— start DATA TO PROCESS —

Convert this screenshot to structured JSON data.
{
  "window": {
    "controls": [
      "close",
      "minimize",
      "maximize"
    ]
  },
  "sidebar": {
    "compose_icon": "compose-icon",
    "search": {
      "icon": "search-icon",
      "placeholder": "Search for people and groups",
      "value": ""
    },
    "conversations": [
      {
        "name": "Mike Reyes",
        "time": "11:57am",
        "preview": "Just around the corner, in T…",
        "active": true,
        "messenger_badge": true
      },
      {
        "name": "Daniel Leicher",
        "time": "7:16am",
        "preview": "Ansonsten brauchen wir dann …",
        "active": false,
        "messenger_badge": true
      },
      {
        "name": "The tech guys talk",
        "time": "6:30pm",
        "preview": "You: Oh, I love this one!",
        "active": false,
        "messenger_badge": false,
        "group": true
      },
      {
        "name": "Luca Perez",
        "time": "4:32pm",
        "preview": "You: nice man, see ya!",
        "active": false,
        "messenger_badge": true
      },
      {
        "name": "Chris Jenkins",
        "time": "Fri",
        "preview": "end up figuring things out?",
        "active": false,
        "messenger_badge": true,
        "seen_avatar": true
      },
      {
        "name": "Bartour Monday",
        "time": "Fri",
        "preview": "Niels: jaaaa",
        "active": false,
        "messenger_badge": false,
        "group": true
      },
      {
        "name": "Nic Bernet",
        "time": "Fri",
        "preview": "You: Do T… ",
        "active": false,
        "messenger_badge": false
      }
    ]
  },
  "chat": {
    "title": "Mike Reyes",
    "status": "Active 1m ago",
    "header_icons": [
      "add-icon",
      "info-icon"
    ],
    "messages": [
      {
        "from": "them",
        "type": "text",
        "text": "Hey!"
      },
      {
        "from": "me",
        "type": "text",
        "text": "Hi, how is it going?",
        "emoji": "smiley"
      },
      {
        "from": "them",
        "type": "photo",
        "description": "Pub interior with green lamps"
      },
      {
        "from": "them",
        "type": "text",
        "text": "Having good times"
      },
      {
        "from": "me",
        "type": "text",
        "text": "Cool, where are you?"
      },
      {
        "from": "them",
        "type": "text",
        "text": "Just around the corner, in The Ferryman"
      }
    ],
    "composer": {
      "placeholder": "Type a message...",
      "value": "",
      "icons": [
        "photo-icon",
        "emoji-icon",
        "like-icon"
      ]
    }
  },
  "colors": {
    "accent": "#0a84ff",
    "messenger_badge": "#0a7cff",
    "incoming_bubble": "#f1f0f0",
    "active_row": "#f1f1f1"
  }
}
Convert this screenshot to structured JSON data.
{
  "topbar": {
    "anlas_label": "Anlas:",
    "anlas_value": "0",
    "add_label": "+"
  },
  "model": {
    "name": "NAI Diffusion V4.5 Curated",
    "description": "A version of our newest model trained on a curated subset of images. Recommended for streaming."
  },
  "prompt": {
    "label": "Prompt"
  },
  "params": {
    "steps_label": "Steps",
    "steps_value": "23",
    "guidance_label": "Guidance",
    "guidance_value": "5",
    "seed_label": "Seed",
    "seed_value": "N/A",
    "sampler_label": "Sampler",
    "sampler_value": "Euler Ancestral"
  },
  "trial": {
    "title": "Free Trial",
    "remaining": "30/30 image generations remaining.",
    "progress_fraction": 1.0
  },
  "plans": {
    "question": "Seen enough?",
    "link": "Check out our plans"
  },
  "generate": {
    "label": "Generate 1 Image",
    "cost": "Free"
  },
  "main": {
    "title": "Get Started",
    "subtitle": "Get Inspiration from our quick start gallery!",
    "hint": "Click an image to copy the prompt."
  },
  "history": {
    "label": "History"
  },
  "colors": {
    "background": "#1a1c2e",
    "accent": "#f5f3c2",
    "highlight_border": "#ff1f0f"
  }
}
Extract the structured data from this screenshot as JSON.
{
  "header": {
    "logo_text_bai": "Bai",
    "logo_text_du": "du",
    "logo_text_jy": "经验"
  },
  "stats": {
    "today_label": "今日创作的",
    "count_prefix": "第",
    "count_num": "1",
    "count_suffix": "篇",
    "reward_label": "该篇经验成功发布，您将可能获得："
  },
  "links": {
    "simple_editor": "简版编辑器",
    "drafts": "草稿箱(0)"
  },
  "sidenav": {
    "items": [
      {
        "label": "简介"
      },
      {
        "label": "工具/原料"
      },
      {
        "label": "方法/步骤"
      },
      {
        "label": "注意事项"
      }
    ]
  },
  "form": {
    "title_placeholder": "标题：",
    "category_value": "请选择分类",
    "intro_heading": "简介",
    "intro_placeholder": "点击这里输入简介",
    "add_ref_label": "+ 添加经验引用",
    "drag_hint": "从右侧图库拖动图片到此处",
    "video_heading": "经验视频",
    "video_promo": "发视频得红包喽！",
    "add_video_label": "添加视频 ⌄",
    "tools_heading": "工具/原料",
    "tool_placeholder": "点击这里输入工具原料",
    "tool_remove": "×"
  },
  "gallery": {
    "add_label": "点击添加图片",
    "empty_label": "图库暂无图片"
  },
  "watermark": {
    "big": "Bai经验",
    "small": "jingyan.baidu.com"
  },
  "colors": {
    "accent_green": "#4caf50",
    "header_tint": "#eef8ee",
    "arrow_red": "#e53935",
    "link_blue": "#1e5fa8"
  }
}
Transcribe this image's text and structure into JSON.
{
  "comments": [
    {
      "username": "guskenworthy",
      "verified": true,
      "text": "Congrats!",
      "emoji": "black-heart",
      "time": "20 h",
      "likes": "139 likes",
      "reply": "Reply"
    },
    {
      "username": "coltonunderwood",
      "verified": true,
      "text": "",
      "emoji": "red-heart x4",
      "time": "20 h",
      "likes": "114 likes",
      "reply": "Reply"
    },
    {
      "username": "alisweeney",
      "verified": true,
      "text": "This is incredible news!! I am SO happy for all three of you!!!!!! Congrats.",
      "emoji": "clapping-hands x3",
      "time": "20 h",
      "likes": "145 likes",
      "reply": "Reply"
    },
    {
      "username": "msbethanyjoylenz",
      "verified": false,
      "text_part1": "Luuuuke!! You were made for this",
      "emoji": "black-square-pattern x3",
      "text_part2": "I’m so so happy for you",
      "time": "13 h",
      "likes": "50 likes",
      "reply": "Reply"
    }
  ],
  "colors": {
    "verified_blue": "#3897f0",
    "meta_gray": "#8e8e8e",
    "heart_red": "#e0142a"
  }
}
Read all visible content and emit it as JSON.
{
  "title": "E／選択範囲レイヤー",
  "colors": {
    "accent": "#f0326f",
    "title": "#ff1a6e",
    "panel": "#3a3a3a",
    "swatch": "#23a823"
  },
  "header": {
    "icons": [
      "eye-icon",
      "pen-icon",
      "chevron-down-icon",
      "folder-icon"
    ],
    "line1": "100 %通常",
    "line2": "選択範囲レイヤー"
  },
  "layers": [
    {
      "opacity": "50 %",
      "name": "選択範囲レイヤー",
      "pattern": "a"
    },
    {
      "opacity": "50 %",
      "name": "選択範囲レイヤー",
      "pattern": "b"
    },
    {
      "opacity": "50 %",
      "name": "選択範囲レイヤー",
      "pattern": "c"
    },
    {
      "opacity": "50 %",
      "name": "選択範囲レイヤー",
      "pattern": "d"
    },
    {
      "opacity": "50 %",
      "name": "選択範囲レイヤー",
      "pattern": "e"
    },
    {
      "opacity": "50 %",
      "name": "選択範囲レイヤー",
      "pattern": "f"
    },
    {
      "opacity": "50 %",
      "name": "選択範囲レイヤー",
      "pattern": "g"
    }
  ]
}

— end DATA TO PROCESS —

→ YOUR GOAL
Search the data above for lines holding "emoji" and copy each of them.

→ CORRECT RESPONSE
        "emoji": "smiley"
        "emoji-icon",
      "emoji": "black-heart",
      "emoji": "red-heart x4",
      "emoji": "clapping-hands x3",
      "emoji": "black-square-pattern x3",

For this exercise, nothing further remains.